◆ **Do this**
Return each line of the records with nothing changed, pictures excepted.

BEGIN

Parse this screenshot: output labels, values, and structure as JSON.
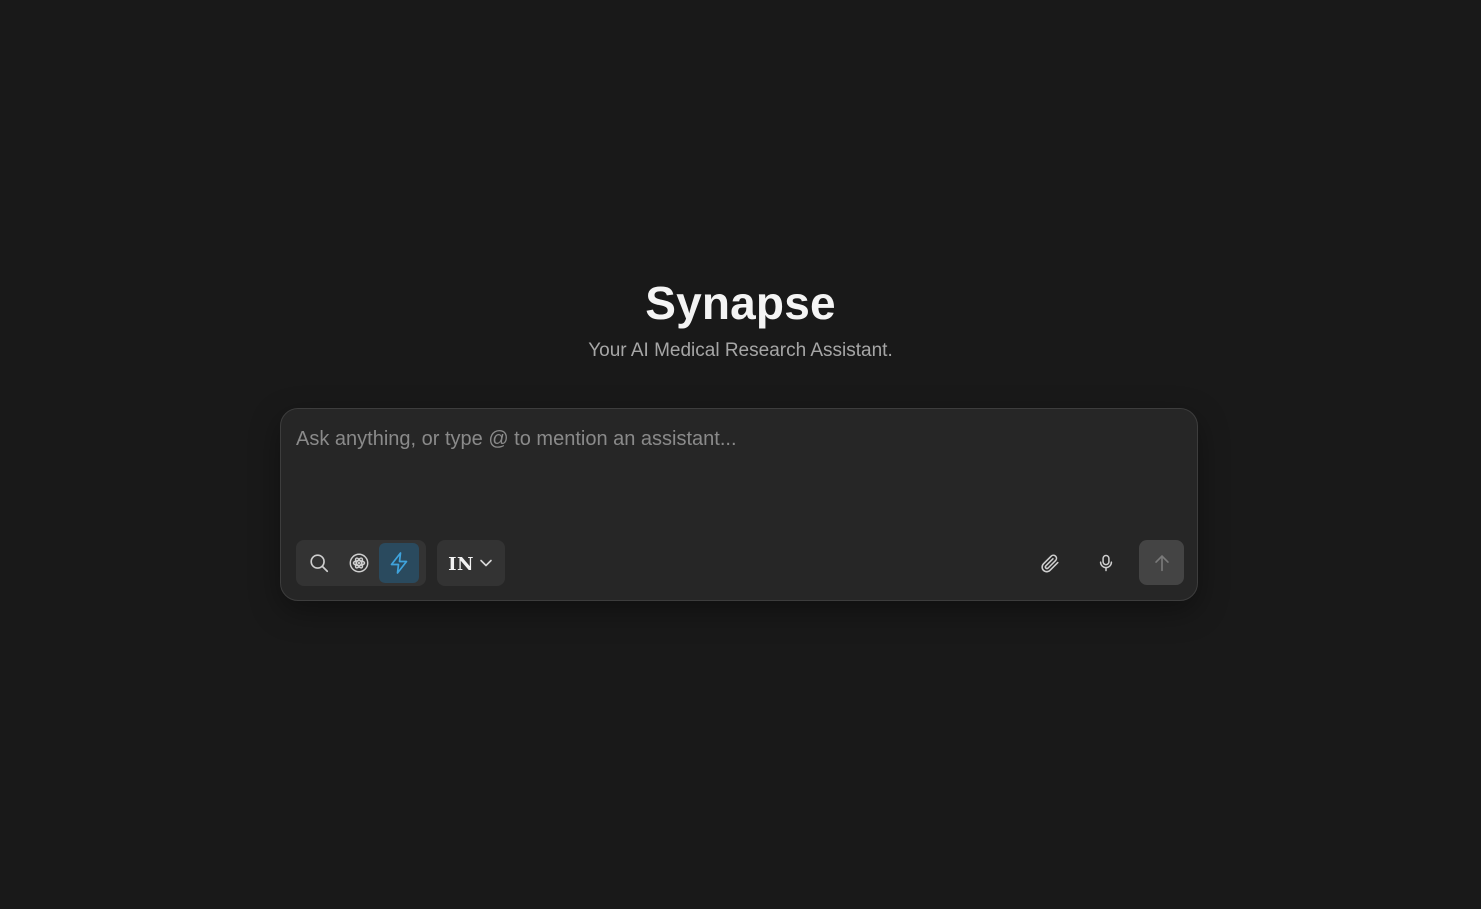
{
  "app": {
    "title": "Synapse",
    "subtitle": "Your AI Medical Research Assistant."
  },
  "composer": {
    "placeholder": "Ask anything, or type @ to mention an assistant...",
    "value": "",
    "modes": [
      {
        "name": "search",
        "icon": "search-icon",
        "active": false
      },
      {
        "name": "research",
        "icon": "atom-icon",
        "active": false
      },
      {
        "name": "quick",
        "icon": "lightning-icon",
        "active": true
      }
    ],
    "language": {
      "selected": "IN",
      "icon": "chevron-down-icon"
    },
    "actions": {
      "attach_icon": "paperclip-icon",
      "mic_icon": "microphone-icon",
      "send_icon": "arrow-up-icon"
    }
  },
  "colors": {
    "background": "#191919",
    "composer_bg": "#262626",
    "active_mode_bg": "#2a4a5e",
    "active_mode_icon": "#3fa3dc",
    "send_button_bg": "#444444"
  }
}
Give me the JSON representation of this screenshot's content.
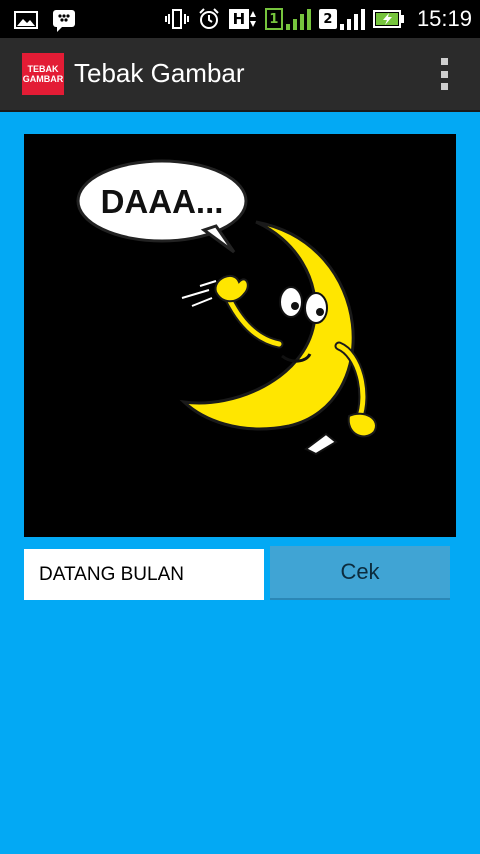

END

◆ **The reply**
Parse this screenshot: output labels, values, and structure as JSON.
{
  "app": {
    "title": "Synapse",
    "subtitle": "Your AI Medical Research Assistant."
  },
  "composer": {
    "placeholder": "Ask anything, or type @ to mention an assistant...",
    "value": "",
    "modes": [
      {
        "name": "search",
        "icon": "search-icon",
        "active": false
      },
      {
        "name": "research",
        "icon": "atom-icon",
        "active": false
      },
      {
        "name": "quick",
        "icon": "lightning-icon",
        "active": true
      }
    ],
    "language": {
      "selected": "IN",
      "icon": "chevron-down-icon"
    },
    "actions": {
      "attach_icon": "paperclip-icon",
      "mic_icon": "microphone-icon",
      "send_icon": "arrow-up-icon"
    }
  },
  "colors": {
    "background": "#191919",
    "composer_bg": "#262626",
    "active_mode_bg": "#2a4a5e",
    "active_mode_icon": "#3fa3dc",
    "send_button_bg": "#444444"
  }
}
Give me the JSON representation of this screenshot's content.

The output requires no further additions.